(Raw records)
— START —

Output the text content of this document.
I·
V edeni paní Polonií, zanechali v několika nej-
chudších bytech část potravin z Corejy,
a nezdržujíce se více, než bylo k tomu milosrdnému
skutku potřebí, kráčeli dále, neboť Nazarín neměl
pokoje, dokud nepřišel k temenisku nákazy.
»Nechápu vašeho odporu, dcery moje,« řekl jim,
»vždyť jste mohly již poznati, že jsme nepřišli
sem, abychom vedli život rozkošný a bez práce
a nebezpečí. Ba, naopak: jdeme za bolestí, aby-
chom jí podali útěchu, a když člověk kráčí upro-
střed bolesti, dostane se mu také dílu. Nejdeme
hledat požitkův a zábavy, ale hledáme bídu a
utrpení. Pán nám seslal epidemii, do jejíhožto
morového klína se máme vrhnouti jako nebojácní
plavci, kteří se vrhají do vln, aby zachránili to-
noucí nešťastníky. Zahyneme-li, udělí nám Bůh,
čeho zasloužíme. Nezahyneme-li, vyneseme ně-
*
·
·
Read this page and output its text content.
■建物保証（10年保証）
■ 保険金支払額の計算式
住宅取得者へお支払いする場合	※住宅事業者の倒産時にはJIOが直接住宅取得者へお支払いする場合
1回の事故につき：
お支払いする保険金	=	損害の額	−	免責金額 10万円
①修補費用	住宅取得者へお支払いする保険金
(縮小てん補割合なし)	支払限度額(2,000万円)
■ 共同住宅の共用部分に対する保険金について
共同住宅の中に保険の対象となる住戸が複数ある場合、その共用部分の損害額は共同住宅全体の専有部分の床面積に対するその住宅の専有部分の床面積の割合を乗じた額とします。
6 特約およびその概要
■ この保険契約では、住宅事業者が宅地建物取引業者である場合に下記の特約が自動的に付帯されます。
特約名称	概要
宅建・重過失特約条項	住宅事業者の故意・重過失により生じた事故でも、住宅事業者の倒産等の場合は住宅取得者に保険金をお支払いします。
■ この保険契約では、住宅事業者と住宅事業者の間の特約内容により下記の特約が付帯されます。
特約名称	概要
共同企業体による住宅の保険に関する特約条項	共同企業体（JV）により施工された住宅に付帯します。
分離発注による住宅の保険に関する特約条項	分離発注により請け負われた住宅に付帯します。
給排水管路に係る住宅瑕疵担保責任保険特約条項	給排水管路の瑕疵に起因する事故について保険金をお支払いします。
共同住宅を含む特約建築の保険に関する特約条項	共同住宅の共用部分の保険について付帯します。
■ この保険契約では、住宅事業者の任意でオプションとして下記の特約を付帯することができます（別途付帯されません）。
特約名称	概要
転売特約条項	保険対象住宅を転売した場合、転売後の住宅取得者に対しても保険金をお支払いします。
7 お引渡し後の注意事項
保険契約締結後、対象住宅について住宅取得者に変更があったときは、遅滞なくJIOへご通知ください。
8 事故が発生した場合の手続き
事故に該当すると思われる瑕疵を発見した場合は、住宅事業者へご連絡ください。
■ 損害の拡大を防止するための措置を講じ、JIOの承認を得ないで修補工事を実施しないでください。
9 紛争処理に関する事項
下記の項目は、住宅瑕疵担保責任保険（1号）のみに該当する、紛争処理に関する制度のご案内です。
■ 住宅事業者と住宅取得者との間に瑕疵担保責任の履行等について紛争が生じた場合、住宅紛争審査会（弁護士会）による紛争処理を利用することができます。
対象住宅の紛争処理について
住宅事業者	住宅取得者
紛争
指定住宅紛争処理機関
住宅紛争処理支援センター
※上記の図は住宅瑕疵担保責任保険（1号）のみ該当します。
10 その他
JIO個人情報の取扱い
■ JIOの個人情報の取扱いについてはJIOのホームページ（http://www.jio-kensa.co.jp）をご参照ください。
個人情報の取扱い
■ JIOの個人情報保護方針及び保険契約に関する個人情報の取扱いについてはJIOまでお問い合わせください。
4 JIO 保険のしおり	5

— END —

_What the task requires_
From the records above, please extract every line and repeat it exactly.

_Solution to this task_
Output the text content of this document.
I·
V edeni paní Polonií, zanechali v několika nej-
chudších bytech část potravin z Corejy,
a nezdržujíce se více, než bylo k tomu milosrdnému
skutku potřebí, kráčeli dále, neboť Nazarín neměl
pokoje, dokud nepřišel k temenisku nákazy.
»Nechápu vašeho odporu, dcery moje,« řekl jim,
»vždyť jste mohly již poznati, že jsme nepřišli
sem, abychom vedli život rozkošný a bez práce
a nebezpečí. Ba, naopak: jdeme za bolestí, aby-
chom jí podali útěchu, a když člověk kráčí upro-
střed bolesti, dostane se mu také dílu. Nejdeme
hledat požitkův a zábavy, ale hledáme bídu a
utrpení. Pán nám seslal epidemii, do jejíhožto
morového klína se máme vrhnouti jako nebojácní
plavci, kteří se vrhají do vln, aby zachránili to-
noucí nešťastníky. Zahyneme-li, udělí nám Bůh,
čeho zasloužíme. Nezahyneme-li, vyneseme ně-
*
·
·
Read this page and output its text content.
■建物保証（10年保証）
■ 保険金支払額の計算式
住宅取得者へお支払いする場合	※住宅事業者の倒産時にはJIOが直接住宅取得者へお支払いする場合
1回の事故につき：
お支払いする保険金	=	損害の額	−	免責金額 10万円
①修補費用	住宅取得者へお支払いする保険金
(縮小てん補割合なし)	支払限度額(2,000万円)
■ 共同住宅の共用部分に対する保険金について
共同住宅の中に保険の対象となる住戸が複数ある場合、その共用部分の損害額は共同住宅全体の専有部分の床面積に対するその住宅の専有部分の床面積の割合を乗じた額とします。
6 特約およびその概要
■ この保険契約では、住宅事業者が宅地建物取引業者である場合に下記の特約が自動的に付帯されます。
特約名称	概要
宅建・重過失特約条項	住宅事業者の故意・重過失により生じた事故でも、住宅事業者の倒産等の場合は住宅取得者に保険金をお支払いします。
■ この保険契約では、住宅事業者と住宅事業者の間の特約内容により下記の特約が付帯されます。
特約名称	概要
共同企業体による住宅の保険に関する特約条項	共同企業体（JV）により施工された住宅に付帯します。
分離発注による住宅の保険に関する特約条項	分離発注により請け負われた住宅に付帯します。
給排水管路に係る住宅瑕疵担保責任保険特約条項	給排水管路の瑕疵に起因する事故について保険金をお支払いします。
共同住宅を含む特約建築の保険に関する特約条項	共同住宅の共用部分の保険について付帯します。
■ この保険契約では、住宅事業者の任意でオプションとして下記の特約を付帯することができます（別途付帯されません）。
特約名称	概要
転売特約条項	保険対象住宅を転売した場合、転売後の住宅取得者に対しても保険金をお支払いします。
7 お引渡し後の注意事項
保険契約締結後、対象住宅について住宅取得者に変更があったときは、遅滞なくJIOへご通知ください。
8 事故が発生した場合の手続き
事故に該当すると思われる瑕疵を発見した場合は、住宅事業者へご連絡ください。
■ 損害の拡大を防止するための措置を講じ、JIOの承認を得ないで修補工事を実施しないでください。
9 紛争処理に関する事項
下記の項目は、住宅瑕疵担保責任保険（1号）のみに該当する、紛争処理に関する制度のご案内です。
■ 住宅事業者と住宅取得者との間に瑕疵担保責任の履行等について紛争が生じた場合、住宅紛争審査会（弁護士会）による紛争処理を利用することができます。
対象住宅の紛争処理について
住宅事業者	住宅取得者
紛争
指定住宅紛争処理機関
住宅紛争処理支援センター
※上記の図は住宅瑕疵担保責任保険（1号）のみ該当します。
10 その他
JIO個人情報の取扱い
■ JIOの個人情報の取扱いについてはJIOのホームページ（http://www.jio-kensa.co.jp）をご参照ください。
個人情報の取扱い
■ JIOの個人情報保護方針及び保険契約に関する個人情報の取扱いについてはJIOまでお問い合わせください。
4 JIO 保険のしおり	5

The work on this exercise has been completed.